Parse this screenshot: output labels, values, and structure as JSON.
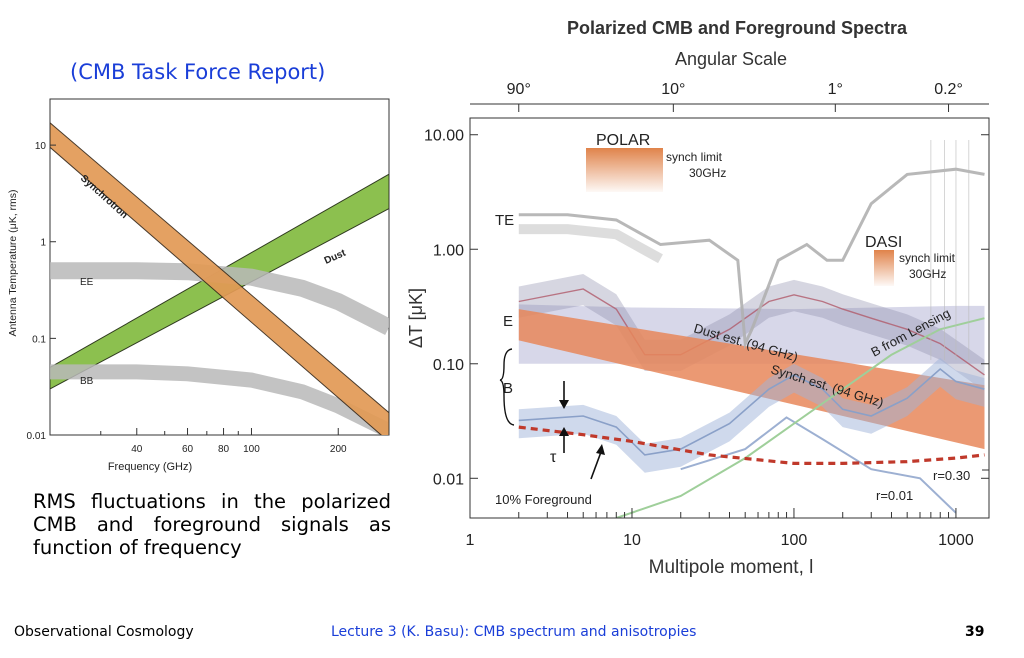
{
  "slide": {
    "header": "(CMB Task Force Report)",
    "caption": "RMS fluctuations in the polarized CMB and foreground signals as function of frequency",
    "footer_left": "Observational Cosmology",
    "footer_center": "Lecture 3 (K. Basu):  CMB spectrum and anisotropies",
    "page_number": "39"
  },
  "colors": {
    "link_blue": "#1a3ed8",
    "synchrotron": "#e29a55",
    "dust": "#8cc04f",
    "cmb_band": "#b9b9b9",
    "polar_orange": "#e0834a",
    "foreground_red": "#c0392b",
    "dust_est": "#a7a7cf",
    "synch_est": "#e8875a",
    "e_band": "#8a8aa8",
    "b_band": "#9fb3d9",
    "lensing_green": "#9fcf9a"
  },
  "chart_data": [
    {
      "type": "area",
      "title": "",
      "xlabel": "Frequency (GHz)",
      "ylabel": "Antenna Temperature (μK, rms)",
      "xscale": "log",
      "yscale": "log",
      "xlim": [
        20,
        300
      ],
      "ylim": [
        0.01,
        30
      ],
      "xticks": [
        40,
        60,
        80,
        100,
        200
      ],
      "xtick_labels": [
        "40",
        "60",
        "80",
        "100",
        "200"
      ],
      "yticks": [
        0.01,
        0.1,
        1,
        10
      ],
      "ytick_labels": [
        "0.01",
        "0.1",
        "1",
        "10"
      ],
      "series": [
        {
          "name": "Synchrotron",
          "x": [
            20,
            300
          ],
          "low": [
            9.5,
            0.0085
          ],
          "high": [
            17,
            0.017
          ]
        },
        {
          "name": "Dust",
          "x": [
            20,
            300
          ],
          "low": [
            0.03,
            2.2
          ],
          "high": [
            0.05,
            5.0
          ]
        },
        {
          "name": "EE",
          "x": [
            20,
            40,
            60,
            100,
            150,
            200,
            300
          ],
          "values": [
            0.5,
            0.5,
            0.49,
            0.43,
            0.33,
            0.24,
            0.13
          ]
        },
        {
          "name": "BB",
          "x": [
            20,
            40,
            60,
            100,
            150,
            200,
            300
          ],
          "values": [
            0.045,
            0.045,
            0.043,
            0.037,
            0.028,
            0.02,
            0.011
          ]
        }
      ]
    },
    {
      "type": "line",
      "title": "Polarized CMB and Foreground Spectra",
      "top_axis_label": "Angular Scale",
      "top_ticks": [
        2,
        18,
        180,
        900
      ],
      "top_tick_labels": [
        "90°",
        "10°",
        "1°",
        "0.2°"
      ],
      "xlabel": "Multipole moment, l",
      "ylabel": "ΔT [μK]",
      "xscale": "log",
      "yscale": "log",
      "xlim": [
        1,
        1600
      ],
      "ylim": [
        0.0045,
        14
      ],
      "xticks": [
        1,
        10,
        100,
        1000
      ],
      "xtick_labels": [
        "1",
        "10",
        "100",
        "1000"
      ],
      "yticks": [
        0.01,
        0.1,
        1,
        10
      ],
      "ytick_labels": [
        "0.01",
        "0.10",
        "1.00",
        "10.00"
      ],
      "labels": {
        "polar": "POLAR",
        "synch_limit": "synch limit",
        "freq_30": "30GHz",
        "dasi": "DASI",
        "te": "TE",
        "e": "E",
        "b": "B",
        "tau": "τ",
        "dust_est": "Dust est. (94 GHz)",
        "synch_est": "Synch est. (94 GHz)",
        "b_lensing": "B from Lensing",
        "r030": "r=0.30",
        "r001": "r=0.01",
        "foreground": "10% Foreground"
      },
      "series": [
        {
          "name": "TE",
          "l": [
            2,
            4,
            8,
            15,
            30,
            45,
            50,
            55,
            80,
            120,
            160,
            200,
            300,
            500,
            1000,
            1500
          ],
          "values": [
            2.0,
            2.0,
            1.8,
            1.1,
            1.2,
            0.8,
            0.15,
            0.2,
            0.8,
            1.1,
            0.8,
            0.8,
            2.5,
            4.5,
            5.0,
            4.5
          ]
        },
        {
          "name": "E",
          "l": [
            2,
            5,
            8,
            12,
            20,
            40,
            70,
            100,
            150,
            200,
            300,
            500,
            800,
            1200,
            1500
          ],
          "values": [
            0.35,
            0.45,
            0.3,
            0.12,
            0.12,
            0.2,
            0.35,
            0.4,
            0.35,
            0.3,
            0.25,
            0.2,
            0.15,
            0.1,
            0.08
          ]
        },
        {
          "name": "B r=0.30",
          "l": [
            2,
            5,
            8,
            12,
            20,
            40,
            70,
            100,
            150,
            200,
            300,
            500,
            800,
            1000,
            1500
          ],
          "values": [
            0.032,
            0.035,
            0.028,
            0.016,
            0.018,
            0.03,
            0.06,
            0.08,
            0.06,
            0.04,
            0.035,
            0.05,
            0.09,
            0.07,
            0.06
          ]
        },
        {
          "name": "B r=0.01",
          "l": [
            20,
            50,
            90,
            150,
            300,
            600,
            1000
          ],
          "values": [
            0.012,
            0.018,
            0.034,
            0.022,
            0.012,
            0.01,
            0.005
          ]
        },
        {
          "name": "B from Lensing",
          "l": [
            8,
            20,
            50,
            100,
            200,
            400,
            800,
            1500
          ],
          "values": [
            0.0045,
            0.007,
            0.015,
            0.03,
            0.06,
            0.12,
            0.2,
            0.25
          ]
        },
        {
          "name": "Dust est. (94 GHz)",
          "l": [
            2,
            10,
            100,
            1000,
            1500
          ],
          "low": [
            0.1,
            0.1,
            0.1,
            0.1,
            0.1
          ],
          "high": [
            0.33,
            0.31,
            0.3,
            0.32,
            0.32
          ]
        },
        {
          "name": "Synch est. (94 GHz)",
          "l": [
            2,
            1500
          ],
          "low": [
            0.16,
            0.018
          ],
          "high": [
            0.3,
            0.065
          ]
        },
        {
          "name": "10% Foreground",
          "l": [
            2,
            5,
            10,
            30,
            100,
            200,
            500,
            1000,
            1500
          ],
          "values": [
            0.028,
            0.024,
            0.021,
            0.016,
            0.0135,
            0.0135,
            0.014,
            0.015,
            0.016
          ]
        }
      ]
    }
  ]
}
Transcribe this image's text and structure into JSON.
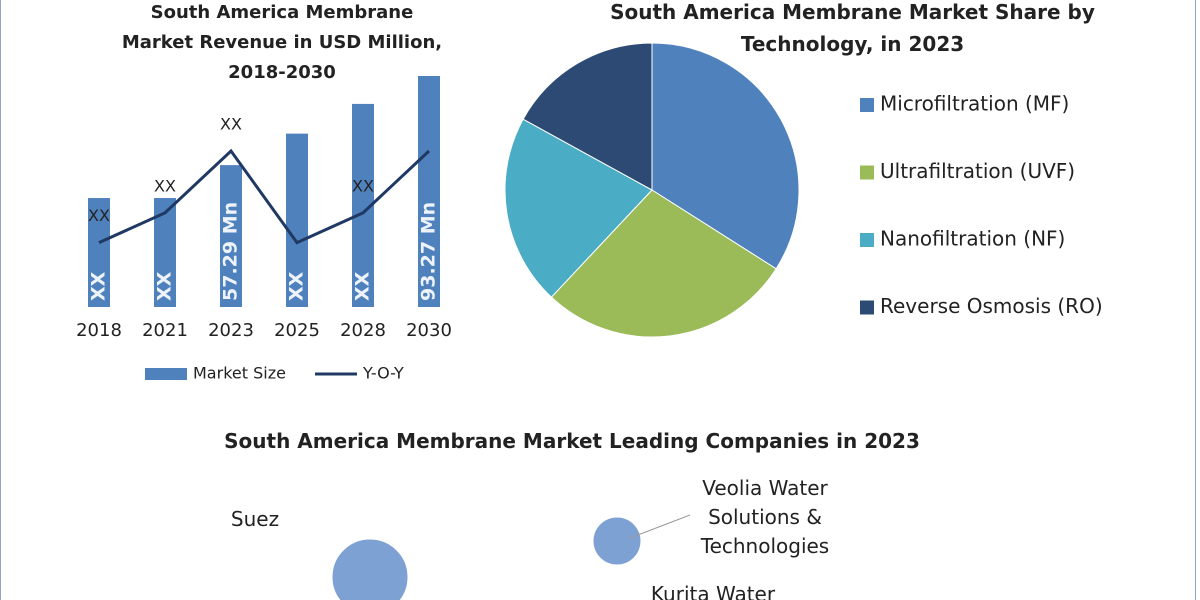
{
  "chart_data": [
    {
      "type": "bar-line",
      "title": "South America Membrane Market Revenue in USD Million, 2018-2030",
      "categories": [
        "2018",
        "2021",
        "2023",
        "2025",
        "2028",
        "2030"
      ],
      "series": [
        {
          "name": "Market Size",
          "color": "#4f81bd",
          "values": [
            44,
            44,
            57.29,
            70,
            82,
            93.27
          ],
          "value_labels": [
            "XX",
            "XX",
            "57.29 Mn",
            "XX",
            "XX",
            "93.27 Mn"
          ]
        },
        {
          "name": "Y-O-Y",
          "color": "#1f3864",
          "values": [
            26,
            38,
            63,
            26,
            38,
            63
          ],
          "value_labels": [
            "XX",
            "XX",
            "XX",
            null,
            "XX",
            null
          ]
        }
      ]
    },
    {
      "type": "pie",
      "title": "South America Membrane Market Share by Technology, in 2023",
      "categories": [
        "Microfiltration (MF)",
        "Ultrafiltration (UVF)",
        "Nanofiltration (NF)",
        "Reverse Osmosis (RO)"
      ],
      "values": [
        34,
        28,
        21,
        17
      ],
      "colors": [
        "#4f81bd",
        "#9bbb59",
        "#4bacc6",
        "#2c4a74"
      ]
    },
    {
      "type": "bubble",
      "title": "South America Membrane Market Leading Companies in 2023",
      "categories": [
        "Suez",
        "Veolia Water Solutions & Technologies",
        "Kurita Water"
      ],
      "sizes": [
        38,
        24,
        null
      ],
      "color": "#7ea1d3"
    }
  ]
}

* [What to produce] Using the entries above, return each line in which the word "from" occurs.

* [Problem solution]
        "b_lensing": "B from Lensing",
          "name": "B from Lensing",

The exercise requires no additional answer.